**SHORT PROBLEM**. Filter these entries so that only lines with the word "Ανοικτής" remain.

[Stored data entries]

┏━━

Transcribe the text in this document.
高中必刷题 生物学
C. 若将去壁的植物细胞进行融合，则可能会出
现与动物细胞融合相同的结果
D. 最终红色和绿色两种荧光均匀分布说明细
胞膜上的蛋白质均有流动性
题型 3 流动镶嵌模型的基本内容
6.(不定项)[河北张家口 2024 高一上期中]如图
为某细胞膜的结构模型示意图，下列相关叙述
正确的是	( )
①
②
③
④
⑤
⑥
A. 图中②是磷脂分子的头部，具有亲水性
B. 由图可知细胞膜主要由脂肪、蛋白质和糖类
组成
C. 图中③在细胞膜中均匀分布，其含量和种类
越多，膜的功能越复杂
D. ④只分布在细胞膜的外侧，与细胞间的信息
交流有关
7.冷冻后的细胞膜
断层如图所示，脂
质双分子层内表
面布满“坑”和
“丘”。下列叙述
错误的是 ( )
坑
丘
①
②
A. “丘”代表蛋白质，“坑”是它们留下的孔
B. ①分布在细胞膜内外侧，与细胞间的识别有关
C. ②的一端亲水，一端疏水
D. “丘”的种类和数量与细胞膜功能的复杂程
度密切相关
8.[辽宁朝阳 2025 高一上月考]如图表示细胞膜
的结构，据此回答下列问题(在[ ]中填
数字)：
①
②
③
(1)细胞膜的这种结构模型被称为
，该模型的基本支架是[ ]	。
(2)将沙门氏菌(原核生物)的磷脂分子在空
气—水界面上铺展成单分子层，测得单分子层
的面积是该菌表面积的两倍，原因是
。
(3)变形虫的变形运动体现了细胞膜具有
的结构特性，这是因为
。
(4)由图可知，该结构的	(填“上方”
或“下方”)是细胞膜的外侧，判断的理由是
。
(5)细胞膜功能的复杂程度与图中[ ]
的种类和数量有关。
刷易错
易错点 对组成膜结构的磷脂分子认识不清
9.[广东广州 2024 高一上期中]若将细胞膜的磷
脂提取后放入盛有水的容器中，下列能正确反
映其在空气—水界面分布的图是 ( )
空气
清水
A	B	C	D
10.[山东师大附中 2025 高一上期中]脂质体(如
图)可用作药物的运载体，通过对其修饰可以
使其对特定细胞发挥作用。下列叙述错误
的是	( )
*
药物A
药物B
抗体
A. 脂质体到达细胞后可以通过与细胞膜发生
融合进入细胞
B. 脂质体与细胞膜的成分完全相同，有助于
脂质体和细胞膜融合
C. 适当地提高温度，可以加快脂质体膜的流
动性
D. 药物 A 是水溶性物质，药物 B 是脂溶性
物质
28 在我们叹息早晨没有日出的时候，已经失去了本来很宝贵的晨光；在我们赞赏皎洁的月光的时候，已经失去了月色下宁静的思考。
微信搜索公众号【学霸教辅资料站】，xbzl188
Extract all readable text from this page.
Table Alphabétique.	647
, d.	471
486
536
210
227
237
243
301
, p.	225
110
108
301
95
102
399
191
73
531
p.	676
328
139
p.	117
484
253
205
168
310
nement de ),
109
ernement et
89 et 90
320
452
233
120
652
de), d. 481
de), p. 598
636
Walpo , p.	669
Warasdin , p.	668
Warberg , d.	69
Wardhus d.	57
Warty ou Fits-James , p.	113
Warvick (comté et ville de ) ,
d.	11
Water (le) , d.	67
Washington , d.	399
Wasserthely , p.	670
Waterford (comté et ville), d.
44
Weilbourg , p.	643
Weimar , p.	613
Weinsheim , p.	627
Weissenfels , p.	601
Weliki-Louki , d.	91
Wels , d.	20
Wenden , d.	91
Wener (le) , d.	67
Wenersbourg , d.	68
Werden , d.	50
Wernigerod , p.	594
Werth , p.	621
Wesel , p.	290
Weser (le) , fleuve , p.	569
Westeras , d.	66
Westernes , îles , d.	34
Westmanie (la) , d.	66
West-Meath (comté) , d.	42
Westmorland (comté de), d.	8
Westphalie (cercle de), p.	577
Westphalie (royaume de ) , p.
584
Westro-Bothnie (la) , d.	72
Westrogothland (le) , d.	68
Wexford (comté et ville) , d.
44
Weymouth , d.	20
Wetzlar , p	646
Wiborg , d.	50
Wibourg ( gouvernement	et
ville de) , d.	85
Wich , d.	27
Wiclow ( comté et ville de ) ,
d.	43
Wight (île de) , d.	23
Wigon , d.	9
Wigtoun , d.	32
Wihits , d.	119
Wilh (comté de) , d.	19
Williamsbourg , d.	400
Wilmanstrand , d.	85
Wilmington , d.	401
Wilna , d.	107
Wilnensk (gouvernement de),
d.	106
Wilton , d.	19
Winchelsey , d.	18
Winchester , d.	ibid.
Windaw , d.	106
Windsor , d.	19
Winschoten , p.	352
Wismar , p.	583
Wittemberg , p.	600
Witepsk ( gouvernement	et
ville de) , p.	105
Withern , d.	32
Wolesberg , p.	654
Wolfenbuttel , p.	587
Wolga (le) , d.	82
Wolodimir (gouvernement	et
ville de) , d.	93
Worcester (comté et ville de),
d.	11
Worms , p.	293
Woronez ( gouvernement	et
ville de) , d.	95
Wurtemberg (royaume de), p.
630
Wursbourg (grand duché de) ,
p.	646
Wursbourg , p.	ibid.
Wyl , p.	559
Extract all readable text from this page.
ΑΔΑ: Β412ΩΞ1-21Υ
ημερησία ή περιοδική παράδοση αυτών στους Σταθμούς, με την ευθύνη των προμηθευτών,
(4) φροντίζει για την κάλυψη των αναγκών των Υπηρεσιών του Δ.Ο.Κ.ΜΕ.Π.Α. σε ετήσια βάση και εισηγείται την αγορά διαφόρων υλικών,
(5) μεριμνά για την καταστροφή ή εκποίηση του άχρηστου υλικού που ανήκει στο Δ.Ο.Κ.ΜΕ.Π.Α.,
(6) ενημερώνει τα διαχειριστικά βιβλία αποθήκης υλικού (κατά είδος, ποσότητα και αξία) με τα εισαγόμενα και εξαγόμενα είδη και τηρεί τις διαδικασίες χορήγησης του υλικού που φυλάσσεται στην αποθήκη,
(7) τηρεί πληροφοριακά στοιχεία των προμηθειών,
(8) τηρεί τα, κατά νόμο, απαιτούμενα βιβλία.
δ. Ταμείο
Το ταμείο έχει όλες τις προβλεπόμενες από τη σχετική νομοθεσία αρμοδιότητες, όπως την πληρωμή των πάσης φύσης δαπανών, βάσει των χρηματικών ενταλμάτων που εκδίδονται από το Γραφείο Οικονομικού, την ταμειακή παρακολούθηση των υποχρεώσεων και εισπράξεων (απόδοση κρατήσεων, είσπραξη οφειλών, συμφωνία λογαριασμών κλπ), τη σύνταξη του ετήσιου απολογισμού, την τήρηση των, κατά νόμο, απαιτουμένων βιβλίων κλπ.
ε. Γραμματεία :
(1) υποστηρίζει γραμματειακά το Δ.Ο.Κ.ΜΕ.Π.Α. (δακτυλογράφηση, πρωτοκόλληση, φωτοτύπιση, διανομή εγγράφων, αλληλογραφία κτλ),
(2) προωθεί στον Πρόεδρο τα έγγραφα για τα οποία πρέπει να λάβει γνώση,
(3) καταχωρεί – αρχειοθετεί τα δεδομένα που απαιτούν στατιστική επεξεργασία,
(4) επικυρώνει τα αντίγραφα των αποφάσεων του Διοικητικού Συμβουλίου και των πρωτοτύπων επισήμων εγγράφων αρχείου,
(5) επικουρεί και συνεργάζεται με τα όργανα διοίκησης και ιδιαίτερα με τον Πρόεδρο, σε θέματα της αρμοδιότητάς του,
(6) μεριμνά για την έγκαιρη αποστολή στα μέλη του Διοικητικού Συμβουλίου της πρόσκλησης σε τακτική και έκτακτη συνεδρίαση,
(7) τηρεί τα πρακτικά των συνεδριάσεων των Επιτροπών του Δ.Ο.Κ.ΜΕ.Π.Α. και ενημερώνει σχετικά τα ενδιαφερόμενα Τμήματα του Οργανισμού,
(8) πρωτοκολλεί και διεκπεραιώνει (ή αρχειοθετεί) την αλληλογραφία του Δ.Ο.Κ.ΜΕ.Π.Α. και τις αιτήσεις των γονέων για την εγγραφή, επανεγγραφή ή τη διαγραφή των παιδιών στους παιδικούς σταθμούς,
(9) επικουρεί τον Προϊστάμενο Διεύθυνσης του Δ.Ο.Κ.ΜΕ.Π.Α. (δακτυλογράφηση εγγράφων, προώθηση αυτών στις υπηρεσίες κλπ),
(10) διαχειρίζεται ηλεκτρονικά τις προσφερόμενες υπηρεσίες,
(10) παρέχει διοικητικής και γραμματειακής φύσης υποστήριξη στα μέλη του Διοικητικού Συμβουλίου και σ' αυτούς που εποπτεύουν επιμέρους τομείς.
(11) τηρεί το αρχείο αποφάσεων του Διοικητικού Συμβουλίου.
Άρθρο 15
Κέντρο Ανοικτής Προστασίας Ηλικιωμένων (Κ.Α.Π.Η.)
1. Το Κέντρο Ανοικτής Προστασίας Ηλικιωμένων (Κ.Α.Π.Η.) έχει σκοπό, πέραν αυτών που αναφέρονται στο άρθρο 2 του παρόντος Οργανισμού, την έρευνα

┗━━

**WRITTEN ANSWER**.
Κέντρο Ανοικτής Προστασίας Ηλικιωμένων (Κ.Α.Π.Η.)
1. Το Κέντρο Ανοικτής Προστασίας Ηλικιωμένων (Κ.Α.Π.Η.) έχει σκοπό, πέραν αυτών που αναφέρονται στο άρθρο 2 του παρόντος Οργανισμού, την έρευνα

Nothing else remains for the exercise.